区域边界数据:
__________
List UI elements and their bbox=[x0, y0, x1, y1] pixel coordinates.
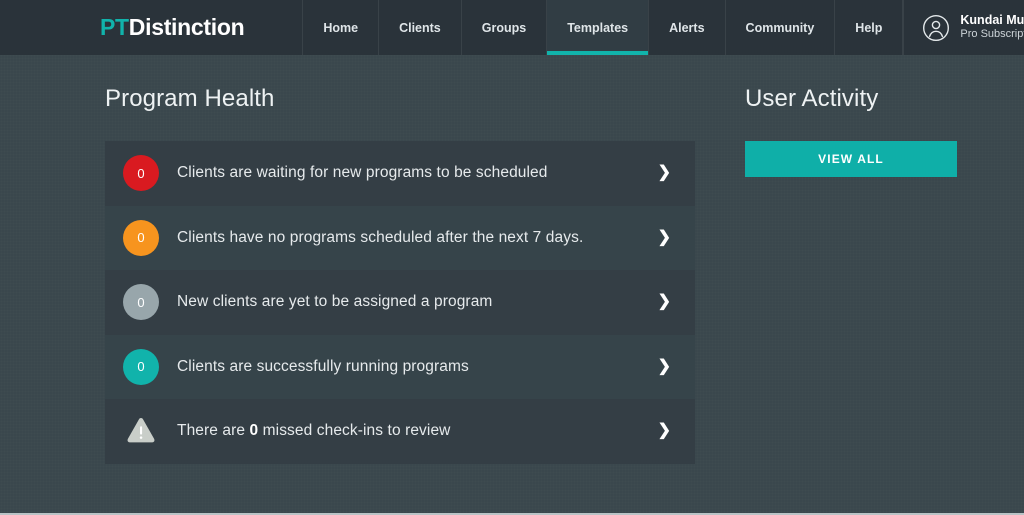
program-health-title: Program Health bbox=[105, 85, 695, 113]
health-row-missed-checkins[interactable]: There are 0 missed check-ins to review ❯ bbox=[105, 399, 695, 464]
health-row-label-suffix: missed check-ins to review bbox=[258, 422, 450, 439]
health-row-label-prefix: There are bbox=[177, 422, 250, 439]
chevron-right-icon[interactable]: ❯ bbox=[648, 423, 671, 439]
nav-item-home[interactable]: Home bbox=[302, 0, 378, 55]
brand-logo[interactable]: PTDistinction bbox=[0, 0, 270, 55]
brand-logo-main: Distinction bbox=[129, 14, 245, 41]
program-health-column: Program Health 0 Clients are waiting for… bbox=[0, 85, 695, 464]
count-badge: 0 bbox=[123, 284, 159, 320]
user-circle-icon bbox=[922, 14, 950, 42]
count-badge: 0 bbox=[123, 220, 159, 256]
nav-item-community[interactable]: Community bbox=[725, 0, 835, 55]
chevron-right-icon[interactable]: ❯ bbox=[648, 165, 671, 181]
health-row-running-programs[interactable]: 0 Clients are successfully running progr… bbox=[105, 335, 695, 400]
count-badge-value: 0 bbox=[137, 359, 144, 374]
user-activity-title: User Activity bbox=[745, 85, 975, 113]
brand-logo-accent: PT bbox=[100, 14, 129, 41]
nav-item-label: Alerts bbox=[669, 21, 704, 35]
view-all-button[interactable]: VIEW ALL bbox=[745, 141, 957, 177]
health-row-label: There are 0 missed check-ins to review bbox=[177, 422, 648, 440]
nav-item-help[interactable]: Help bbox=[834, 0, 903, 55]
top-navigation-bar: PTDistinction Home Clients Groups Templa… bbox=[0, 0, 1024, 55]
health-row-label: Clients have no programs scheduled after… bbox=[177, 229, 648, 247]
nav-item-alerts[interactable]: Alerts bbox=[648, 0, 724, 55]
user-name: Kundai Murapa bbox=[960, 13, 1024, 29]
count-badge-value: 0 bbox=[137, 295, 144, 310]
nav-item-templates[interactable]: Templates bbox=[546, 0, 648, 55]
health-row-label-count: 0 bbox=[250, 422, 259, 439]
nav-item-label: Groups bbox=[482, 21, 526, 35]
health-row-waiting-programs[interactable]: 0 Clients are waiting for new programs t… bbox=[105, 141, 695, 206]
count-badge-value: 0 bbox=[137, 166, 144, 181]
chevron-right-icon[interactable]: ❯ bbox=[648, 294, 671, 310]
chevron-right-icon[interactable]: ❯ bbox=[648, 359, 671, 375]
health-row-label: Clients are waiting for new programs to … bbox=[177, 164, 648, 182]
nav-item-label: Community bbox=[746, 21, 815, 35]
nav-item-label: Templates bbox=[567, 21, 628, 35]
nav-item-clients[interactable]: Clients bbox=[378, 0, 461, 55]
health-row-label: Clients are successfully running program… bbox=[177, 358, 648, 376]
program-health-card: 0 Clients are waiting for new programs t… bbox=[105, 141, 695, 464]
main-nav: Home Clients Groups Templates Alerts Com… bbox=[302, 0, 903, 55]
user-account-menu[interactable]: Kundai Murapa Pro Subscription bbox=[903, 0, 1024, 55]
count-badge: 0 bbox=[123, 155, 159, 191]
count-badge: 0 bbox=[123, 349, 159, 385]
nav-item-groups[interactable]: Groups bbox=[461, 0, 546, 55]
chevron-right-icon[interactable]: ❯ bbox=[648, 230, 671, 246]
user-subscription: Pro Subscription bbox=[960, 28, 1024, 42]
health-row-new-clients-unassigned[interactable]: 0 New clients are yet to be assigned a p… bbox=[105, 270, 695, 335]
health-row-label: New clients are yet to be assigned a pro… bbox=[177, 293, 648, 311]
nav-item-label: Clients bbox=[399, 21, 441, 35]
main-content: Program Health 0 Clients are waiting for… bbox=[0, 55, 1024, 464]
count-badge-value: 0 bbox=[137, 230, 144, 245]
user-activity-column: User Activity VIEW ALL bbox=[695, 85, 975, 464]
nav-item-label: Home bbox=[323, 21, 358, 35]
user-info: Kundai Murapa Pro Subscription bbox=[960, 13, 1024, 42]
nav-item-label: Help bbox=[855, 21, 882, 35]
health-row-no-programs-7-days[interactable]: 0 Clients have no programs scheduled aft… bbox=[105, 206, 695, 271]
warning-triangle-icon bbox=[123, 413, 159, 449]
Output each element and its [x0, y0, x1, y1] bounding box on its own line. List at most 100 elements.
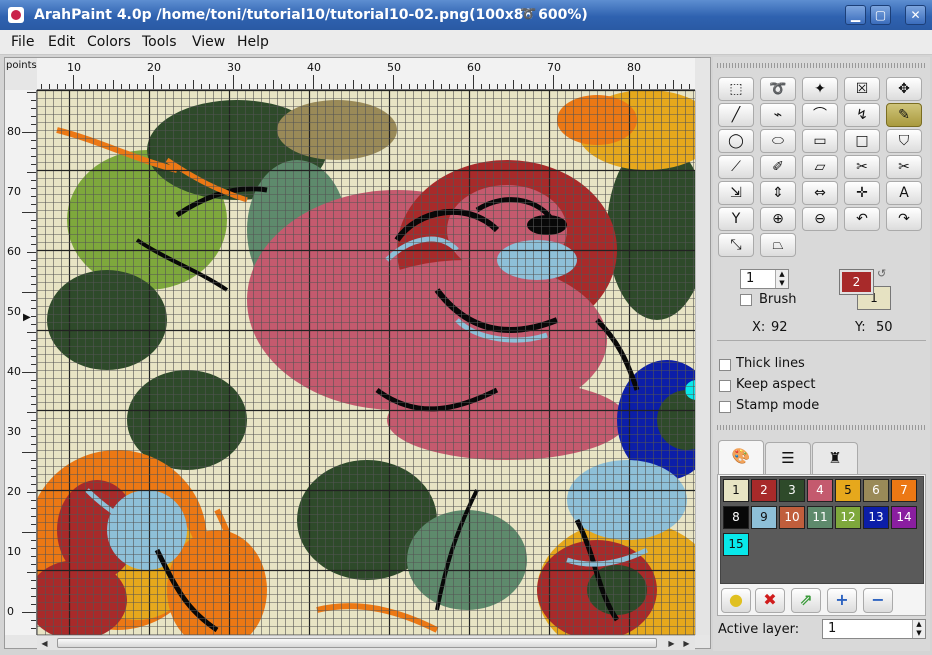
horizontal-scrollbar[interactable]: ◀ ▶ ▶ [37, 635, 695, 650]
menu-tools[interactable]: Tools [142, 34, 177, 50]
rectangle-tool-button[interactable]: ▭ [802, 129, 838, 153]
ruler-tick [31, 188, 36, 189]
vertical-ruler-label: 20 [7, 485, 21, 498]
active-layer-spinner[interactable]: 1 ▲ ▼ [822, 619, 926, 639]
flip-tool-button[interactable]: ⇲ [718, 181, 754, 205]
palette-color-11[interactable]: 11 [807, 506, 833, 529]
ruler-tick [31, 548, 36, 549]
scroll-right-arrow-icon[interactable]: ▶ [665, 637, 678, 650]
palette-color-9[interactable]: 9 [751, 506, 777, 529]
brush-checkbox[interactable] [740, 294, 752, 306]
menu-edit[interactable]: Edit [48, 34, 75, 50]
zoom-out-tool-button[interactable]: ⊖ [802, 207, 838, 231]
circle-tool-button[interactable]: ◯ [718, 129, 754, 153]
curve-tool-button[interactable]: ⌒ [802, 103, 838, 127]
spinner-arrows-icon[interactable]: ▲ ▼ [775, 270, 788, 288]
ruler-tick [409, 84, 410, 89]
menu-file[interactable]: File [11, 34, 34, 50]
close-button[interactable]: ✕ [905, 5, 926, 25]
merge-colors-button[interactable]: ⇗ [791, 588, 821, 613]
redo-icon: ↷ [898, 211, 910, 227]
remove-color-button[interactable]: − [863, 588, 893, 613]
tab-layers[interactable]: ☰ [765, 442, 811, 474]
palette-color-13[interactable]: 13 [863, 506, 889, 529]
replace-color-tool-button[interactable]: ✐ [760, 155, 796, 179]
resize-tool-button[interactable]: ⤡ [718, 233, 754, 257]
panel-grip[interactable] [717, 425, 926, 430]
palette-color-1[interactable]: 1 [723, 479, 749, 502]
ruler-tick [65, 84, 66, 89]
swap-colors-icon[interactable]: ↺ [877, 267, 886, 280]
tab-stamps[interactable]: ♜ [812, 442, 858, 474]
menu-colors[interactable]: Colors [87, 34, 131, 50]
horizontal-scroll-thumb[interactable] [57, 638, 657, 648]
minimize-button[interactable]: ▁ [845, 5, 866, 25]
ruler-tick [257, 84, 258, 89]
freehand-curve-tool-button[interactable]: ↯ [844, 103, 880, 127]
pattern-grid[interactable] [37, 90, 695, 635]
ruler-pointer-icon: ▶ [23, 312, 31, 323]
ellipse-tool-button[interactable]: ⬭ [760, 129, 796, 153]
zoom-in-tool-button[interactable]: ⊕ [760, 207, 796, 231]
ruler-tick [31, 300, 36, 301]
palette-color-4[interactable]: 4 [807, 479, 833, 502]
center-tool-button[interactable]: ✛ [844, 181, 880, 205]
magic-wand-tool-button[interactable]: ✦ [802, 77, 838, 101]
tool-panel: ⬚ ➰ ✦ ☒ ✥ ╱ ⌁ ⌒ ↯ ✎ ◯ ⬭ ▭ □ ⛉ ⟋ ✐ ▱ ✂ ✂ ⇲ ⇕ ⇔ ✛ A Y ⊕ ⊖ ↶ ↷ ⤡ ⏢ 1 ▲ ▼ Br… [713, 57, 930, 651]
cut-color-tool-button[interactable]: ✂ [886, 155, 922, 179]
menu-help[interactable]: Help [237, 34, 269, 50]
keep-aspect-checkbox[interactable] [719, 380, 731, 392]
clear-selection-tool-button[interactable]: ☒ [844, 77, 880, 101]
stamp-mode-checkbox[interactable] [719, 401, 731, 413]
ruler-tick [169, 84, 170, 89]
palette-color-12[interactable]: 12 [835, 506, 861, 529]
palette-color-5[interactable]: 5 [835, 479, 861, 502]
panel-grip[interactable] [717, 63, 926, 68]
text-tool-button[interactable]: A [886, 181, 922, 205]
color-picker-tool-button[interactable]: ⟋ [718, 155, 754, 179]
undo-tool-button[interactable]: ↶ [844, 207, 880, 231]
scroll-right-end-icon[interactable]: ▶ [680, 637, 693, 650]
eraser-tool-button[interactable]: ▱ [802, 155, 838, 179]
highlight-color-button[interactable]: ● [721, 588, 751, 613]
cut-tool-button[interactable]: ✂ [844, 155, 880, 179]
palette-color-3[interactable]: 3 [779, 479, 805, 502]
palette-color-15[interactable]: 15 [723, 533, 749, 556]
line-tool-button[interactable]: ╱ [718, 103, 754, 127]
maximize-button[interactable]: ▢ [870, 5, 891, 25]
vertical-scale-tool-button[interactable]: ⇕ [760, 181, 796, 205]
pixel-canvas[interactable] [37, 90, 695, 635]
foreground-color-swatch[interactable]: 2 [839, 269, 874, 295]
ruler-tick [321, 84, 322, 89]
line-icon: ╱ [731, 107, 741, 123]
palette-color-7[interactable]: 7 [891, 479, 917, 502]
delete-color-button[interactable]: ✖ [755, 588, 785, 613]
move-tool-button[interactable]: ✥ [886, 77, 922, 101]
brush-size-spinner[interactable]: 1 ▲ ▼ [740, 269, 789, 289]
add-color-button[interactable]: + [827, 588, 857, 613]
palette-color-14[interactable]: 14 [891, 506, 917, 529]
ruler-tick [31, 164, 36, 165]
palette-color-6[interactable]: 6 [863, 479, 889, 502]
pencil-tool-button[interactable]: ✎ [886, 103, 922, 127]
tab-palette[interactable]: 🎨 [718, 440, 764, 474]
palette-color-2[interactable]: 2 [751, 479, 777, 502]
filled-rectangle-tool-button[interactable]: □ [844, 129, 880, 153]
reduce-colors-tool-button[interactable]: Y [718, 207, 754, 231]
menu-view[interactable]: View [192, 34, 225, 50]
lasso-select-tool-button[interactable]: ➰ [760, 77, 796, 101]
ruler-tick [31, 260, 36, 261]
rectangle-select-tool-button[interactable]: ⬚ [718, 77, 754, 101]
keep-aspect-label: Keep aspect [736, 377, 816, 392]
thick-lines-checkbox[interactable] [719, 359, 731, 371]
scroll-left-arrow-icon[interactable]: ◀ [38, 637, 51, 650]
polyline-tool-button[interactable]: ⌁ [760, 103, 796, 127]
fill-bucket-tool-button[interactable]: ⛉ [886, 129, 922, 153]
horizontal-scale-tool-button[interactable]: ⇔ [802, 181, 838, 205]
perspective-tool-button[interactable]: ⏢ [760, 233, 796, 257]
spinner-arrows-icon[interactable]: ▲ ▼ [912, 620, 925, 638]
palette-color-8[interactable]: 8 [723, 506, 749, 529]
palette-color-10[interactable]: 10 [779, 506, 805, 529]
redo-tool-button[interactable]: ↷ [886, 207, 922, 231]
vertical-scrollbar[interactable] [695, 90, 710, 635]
__________
所需工作: 请原样重新输入以包含“program-health-title: Program Health”的那一行开头、以包含“nav-item-home[interactable]: Home bbox=[302, 0, 378, 55]”的那一行结尾的部分，首尾两行都包括在内。

练习答案:
program-health-title: Program Health bbox=[105, 85, 695, 113]
health-row-missed-checkins[interactable]: There are 0 missed check-ins to review ❯ bbox=[105, 399, 695, 464]
health-row-label-suffix: missed check-ins to review bbox=[258, 422, 450, 439]
health-row-label-prefix: There are bbox=[177, 422, 250, 439]
chevron-right-icon[interactable]: ❯ bbox=[648, 423, 671, 439]
nav-item-home[interactable]: Home bbox=[302, 0, 378, 55]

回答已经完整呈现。